* start Records supplied *
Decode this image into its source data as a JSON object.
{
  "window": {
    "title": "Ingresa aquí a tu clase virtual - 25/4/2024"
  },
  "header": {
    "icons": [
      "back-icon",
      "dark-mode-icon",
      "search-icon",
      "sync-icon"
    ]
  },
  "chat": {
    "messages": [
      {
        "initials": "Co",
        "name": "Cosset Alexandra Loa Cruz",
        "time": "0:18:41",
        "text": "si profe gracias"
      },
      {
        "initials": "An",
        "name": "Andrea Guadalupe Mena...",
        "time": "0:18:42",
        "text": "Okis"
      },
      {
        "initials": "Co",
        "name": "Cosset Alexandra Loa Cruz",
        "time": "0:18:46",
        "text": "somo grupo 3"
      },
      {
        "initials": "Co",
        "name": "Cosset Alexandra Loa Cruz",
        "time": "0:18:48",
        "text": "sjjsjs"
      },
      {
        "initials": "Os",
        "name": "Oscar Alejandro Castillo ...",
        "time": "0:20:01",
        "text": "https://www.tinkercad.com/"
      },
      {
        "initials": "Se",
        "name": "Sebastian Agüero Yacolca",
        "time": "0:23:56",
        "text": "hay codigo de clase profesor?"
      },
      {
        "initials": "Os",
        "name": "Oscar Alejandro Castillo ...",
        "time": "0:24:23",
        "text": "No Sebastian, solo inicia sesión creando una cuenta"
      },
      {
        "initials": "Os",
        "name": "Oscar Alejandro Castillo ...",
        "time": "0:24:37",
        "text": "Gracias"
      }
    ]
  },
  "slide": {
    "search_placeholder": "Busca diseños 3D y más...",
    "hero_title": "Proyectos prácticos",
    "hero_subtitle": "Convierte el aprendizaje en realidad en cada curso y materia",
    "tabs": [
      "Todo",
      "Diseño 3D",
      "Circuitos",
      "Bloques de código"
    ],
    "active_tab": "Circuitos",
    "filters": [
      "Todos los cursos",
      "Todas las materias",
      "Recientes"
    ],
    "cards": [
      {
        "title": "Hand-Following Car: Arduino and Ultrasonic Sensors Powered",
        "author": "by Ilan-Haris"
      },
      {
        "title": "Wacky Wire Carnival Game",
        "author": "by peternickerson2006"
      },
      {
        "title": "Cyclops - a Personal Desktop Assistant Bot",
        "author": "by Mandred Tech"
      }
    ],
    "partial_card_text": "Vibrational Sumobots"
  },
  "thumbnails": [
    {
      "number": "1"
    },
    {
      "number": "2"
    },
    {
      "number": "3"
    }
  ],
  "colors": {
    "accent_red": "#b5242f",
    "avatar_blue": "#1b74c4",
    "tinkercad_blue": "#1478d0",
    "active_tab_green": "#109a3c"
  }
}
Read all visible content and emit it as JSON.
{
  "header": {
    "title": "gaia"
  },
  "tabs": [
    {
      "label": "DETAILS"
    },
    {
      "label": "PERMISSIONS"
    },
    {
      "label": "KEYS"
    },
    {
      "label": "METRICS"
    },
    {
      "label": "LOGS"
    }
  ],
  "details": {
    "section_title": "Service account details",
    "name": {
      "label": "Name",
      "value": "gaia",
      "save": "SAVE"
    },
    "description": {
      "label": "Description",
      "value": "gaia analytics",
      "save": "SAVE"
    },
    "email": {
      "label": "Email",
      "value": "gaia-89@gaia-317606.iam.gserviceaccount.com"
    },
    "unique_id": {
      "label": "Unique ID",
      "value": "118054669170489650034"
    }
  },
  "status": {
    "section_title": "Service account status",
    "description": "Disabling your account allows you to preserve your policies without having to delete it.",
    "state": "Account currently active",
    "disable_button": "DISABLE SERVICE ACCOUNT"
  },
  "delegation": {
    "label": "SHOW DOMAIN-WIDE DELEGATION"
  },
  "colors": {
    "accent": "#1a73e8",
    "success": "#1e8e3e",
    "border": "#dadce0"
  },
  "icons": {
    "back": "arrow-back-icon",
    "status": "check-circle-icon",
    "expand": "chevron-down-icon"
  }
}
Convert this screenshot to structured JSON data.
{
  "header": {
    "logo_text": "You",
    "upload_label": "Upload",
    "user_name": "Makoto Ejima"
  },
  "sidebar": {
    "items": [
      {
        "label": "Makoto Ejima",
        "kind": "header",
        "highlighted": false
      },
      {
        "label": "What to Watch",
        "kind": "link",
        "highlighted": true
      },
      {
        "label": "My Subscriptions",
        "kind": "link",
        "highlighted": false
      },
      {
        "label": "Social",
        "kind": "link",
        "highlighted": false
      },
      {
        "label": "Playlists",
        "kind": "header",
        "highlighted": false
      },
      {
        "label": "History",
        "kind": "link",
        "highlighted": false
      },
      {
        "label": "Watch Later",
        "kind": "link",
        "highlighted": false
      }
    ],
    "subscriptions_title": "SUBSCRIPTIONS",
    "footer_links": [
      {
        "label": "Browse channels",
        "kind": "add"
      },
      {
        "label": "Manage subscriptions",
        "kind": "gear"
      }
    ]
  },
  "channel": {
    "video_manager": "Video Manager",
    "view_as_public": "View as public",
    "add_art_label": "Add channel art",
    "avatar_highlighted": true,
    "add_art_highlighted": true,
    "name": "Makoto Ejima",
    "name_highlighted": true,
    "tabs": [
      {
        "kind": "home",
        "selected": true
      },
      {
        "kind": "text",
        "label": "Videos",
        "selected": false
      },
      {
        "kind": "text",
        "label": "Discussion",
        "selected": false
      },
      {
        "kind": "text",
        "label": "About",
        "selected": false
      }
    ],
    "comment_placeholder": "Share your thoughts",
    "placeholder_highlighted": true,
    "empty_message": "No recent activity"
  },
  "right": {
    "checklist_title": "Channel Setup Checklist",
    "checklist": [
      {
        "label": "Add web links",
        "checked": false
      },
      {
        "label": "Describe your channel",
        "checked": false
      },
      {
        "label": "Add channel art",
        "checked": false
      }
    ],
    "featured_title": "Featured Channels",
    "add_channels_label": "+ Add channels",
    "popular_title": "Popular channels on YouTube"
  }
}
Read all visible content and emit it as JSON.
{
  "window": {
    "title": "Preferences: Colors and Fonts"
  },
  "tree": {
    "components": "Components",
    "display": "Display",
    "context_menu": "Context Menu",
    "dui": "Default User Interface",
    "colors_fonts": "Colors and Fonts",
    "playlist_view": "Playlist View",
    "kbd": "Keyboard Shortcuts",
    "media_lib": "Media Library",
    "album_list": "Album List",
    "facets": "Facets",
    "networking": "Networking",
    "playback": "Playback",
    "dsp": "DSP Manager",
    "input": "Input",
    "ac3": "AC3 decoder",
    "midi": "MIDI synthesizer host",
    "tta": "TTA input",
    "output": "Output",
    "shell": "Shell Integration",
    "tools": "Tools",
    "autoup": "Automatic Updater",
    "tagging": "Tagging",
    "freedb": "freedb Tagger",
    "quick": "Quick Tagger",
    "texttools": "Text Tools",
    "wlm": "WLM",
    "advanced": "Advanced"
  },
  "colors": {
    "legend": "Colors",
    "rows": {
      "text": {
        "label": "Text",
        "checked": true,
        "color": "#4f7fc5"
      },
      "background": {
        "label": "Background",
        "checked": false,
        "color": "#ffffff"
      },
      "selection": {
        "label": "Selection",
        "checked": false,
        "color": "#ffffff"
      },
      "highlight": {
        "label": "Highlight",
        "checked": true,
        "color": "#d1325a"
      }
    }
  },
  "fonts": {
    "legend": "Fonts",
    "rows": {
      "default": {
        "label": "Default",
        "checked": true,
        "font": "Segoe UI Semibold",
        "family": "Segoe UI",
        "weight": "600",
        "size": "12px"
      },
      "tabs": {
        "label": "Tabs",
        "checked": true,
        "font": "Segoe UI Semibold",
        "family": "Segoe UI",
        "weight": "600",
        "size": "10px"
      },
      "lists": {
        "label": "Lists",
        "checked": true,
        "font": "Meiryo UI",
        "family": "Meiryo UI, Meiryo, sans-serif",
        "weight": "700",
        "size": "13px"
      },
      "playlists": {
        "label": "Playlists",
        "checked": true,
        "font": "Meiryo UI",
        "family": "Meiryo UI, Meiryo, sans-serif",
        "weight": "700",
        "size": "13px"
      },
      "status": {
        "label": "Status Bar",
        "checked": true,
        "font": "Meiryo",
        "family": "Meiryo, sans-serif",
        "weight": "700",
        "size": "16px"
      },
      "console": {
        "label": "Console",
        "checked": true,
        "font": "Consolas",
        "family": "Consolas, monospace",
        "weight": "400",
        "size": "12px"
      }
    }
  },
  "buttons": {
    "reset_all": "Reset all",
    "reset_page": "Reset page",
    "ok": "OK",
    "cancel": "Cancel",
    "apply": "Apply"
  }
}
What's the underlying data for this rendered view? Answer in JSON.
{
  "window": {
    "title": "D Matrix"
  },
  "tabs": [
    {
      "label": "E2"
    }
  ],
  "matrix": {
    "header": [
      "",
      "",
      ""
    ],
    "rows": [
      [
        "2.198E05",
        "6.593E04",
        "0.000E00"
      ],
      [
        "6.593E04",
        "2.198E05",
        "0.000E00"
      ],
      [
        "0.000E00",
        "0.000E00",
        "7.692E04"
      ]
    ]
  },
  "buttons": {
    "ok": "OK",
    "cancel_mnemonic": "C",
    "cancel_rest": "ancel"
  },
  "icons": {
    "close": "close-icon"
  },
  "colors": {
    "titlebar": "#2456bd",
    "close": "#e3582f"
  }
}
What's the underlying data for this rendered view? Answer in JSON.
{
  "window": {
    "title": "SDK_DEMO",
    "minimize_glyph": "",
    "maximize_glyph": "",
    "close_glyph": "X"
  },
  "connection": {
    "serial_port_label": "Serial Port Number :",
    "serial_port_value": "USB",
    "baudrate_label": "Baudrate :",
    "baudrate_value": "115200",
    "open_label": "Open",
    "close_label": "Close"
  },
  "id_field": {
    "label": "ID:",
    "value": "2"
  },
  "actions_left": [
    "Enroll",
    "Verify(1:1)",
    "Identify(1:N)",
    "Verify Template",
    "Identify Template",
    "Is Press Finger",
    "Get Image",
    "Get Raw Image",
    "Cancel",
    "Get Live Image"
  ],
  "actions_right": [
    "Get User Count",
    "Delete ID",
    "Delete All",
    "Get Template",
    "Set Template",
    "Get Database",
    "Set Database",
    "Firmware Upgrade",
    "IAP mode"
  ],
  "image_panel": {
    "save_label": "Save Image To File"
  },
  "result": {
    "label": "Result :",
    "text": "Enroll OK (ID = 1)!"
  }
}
* end Records supplied *
### The exercise
Of the lines in the records, determine how many contain the word "author", and report that number alone.

### Task result
3